[Objective]
Copy every record below exactly.

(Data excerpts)

↓

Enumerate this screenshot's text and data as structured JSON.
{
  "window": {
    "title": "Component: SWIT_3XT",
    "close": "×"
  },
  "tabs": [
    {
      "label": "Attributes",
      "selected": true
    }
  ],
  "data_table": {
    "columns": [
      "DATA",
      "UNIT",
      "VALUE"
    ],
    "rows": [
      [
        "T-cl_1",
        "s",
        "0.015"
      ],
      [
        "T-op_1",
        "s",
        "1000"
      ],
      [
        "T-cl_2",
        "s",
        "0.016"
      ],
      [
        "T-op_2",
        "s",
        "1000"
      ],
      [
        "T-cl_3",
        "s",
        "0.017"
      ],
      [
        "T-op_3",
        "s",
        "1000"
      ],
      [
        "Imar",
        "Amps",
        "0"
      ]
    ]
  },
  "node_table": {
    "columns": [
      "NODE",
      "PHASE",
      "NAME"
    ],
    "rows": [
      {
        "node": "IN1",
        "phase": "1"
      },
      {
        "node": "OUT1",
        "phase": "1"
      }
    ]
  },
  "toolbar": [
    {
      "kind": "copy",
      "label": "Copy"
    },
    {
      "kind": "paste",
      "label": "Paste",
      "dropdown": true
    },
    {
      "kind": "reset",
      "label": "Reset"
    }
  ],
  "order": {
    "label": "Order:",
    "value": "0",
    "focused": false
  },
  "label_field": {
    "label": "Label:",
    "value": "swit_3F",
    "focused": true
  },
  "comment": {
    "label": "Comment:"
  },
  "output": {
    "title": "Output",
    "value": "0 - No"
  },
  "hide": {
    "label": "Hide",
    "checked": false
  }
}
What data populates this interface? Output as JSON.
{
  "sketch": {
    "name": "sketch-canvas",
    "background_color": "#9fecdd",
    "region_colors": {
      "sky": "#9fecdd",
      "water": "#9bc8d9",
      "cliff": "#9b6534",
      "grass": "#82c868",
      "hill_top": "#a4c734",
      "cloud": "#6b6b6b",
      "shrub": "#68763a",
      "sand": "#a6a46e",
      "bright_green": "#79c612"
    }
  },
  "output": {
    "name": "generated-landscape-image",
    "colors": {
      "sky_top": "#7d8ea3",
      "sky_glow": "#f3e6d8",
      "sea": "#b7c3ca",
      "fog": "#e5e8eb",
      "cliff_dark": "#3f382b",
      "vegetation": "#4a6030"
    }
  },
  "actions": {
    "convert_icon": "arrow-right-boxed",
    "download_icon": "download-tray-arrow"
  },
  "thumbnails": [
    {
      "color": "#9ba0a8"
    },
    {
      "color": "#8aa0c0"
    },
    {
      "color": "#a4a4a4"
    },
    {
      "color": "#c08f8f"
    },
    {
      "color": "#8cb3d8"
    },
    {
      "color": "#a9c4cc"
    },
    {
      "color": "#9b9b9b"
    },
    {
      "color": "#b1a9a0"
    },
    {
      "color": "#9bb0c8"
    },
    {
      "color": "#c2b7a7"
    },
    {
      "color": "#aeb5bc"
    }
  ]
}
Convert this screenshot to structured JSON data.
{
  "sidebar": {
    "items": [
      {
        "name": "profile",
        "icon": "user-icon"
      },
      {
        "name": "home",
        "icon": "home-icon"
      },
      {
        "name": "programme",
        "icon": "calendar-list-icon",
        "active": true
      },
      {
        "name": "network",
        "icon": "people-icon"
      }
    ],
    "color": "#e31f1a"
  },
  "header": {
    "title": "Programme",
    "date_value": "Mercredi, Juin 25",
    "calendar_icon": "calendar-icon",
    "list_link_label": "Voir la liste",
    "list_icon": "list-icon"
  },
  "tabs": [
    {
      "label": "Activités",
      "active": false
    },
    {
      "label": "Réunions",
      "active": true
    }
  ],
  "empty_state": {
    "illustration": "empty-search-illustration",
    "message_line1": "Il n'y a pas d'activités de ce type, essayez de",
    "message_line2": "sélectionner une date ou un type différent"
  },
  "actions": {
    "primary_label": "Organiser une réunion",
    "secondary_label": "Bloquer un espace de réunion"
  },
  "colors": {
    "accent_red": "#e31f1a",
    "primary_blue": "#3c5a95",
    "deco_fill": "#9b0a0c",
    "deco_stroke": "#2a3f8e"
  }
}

↑

[Correct response]
Enumerate this screenshot's text and data as structured JSON.
{
  "window": {
    "title": "Component: SWIT_3XT",
    "close": "×"
  },
  "tabs": [
    {
      "label": "Attributes",
      "selected": true
    }
  ],
  "data_table": {
    "columns": [
      "DATA",
      "UNIT",
      "VALUE"
    ],
    "rows": [
      [
        "T-cl_1",
        "s",
        "0.015"
      ],
      [
        "T-op_1",
        "s",
        "1000"
      ],
      [
        "T-cl_2",
        "s",
        "0.016"
      ],
      [
        "T-op_2",
        "s",
        "1000"
      ],
      [
        "T-cl_3",
        "s",
        "0.017"
      ],
      [
        "T-op_3",
        "s",
        "1000"
      ],
      [
        "Imar",
        "Amps",
        "0"
      ]
    ]
  },
  "node_table": {
    "columns": [
      "NODE",
      "PHASE",
      "NAME"
    ],
    "rows": [
      {
        "node": "IN1",
        "phase": "1"
      },
      {
        "node": "OUT1",
        "phase": "1"
      }
    ]
  },
  "toolbar": [
    {
      "kind": "copy",
      "label": "Copy"
    },
    {
      "kind": "paste",
      "label": "Paste",
      "dropdown": true
    },
    {
      "kind": "reset",
      "label": "Reset"
    }
  ],
  "order": {
    "label": "Order:",
    "value": "0",
    "focused": false
  },
  "label_field": {
    "label": "Label:",
    "value": "swit_3F",
    "focused": true
  },
  "comment": {
    "label": "Comment:"
  },
  "output": {
    "title": "Output",
    "value": "0 - No"
  },
  "hide": {
    "label": "Hide",
    "checked": false
  }
}
What data populates this interface? Output as JSON.
{
  "sketch": {
    "name": "sketch-canvas",
    "background_color": "#9fecdd",
    "region_colors": {
      "sky": "#9fecdd",
      "water": "#9bc8d9",
      "cliff": "#9b6534",
      "grass": "#82c868",
      "hill_top": "#a4c734",
      "cloud": "#6b6b6b",
      "shrub": "#68763a",
      "sand": "#a6a46e",
      "bright_green": "#79c612"
    }
  },
  "output": {
    "name": "generated-landscape-image",
    "colors": {
      "sky_top": "#7d8ea3",
      "sky_glow": "#f3e6d8",
      "sea": "#b7c3ca",
      "fog": "#e5e8eb",
      "cliff_dark": "#3f382b",
      "vegetation": "#4a6030"
    }
  },
  "actions": {
    "convert_icon": "arrow-right-boxed",
    "download_icon": "download-tray-arrow"
  },
  "thumbnails": [
    {
      "color": "#9ba0a8"
    },
    {
      "color": "#8aa0c0"
    },
    {
      "color": "#a4a4a4"
    },
    {
      "color": "#c08f8f"
    },
    {
      "color": "#8cb3d8"
    },
    {
      "color": "#a9c4cc"
    },
    {
      "color": "#9b9b9b"
    },
    {
      "color": "#b1a9a0"
    },
    {
      "color": "#9bb0c8"
    },
    {
      "color": "#c2b7a7"
    },
    {
      "color": "#aeb5bc"
    }
  ]
}
Convert this screenshot to structured JSON data.
{
  "sidebar": {
    "items": [
      {
        "name": "profile",
        "icon": "user-icon"
      },
      {
        "name": "home",
        "icon": "home-icon"
      },
      {
        "name": "programme",
        "icon": "calendar-list-icon",
        "active": true
      },
      {
        "name": "network",
        "icon": "people-icon"
      }
    ],
    "color": "#e31f1a"
  },
  "header": {
    "title": "Programme",
    "date_value": "Mercredi, Juin 25",
    "calendar_icon": "calendar-icon",
    "list_link_label": "Voir la liste",
    "list_icon": "list-icon"
  },
  "tabs": [
    {
      "label": "Activités",
      "active": false
    },
    {
      "label": "Réunions",
      "active": true
    }
  ],
  "empty_state": {
    "illustration": "empty-search-illustration",
    "message_line1": "Il n'y a pas d'activités de ce type, essayez de",
    "message_line2": "sélectionner une date ou un type différent"
  },
  "actions": {
    "primary_label": "Organiser une réunion",
    "secondary_label": "Bloquer un espace de réunion"
  },
  "colors": {
    "accent_red": "#e31f1a",
    "primary_blue": "#3c5a95",
    "deco_fill": "#9b0a0c",
    "deco_stroke": "#2a3f8e"
  }
}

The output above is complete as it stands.